Listed entries:

┌──

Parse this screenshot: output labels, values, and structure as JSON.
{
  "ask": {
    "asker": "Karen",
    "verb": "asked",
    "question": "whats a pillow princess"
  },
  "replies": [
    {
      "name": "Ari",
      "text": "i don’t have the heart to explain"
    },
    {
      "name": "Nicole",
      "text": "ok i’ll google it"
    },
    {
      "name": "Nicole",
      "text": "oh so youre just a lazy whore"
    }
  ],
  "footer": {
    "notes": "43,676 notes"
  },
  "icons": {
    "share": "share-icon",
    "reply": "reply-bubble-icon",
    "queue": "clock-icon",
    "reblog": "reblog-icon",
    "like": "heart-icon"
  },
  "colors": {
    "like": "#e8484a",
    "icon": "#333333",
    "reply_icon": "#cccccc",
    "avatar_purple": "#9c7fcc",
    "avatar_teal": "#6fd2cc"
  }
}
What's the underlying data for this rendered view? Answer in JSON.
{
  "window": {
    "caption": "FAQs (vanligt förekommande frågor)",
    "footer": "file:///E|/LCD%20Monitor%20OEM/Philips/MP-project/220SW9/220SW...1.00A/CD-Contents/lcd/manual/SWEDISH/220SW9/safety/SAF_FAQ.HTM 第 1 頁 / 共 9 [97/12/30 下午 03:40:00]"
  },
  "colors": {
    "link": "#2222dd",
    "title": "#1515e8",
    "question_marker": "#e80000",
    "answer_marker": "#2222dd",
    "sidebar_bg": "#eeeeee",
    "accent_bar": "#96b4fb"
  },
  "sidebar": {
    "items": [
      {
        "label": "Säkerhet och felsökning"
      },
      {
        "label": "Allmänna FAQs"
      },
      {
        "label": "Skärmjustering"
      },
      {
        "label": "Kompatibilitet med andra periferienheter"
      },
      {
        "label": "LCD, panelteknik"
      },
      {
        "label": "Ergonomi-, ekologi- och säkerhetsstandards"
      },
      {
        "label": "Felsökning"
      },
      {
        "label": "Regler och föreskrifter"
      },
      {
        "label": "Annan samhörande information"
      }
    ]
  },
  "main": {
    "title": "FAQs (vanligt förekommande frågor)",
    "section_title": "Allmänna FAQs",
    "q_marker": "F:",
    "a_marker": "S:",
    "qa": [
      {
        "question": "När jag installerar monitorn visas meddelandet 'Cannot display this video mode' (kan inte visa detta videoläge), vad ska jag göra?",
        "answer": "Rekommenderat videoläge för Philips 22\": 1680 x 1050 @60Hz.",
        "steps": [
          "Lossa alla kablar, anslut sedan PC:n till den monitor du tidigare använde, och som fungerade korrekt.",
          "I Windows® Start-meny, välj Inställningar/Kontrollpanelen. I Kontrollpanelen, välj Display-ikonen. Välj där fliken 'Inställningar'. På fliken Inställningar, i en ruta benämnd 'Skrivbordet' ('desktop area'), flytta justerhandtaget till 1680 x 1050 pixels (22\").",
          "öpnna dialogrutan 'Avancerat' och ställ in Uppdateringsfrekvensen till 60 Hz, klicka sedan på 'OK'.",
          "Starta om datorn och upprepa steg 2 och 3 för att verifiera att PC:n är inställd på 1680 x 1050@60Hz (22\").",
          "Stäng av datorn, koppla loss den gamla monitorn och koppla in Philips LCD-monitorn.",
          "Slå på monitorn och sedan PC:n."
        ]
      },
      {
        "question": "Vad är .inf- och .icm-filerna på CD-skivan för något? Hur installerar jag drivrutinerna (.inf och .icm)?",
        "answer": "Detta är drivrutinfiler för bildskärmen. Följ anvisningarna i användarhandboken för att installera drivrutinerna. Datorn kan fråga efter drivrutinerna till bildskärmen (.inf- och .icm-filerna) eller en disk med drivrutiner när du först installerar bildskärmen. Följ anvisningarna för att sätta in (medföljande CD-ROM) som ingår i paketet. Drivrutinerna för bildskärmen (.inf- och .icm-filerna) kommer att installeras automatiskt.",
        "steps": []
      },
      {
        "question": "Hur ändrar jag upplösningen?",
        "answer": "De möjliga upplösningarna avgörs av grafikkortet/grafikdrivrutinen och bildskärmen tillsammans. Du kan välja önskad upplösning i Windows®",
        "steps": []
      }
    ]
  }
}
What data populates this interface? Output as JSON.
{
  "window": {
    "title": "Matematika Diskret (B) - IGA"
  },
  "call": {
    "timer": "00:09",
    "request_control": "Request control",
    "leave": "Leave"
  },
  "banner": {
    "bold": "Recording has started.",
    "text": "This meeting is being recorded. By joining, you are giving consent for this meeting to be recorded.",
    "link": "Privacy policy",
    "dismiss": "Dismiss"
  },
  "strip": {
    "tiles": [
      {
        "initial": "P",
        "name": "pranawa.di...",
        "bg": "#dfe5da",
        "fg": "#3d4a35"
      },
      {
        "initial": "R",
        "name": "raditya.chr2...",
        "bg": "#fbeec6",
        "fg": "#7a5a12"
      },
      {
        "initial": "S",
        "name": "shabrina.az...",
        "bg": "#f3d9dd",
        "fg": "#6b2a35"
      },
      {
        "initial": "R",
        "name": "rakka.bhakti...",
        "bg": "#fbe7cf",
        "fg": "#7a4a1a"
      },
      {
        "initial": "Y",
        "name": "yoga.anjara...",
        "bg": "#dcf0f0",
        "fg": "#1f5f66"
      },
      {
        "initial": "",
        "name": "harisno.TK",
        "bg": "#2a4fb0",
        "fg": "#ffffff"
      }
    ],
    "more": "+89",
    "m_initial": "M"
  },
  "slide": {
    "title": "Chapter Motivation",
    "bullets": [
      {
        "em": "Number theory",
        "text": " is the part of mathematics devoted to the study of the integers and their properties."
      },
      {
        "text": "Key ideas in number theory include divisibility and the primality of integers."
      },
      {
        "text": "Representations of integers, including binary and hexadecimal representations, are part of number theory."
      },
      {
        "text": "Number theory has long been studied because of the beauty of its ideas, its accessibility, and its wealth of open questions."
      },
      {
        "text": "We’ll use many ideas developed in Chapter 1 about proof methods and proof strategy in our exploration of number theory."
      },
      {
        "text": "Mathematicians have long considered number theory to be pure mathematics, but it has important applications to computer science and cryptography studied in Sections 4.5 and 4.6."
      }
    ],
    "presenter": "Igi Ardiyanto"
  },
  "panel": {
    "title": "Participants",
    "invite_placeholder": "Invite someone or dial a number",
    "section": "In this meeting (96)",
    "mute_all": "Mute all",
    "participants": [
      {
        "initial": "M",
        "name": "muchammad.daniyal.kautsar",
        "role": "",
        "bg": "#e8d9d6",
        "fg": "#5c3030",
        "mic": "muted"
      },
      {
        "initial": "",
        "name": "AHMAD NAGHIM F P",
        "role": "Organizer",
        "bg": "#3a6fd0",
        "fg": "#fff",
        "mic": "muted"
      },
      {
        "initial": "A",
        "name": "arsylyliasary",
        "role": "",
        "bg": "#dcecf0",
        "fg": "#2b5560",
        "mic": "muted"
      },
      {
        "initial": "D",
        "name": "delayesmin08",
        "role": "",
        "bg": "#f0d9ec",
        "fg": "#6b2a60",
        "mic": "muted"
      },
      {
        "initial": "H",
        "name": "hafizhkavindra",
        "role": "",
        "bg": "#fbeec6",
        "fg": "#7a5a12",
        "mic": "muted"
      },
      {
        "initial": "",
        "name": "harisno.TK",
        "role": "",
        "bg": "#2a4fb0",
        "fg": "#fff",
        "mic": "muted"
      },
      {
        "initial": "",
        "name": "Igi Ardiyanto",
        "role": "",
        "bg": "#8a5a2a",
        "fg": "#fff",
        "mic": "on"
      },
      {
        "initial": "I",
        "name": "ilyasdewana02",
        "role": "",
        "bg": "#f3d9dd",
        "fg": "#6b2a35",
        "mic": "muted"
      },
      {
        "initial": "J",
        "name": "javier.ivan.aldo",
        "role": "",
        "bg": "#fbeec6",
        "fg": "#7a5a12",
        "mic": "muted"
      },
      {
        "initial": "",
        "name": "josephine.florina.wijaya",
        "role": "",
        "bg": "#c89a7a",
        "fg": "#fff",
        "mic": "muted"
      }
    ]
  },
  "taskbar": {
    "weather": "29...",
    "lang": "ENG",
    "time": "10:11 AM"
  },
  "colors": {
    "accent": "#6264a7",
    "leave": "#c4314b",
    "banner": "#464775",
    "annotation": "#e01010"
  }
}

└──

Exercise directions:
Which lines hold the string "meeting"? Copy all of them from the data above.

Written response:
    "text": "This meeting is being recorded. By joining, you are giving consent for this meeting to be recorded.",
    "section": "In this meeting (96)",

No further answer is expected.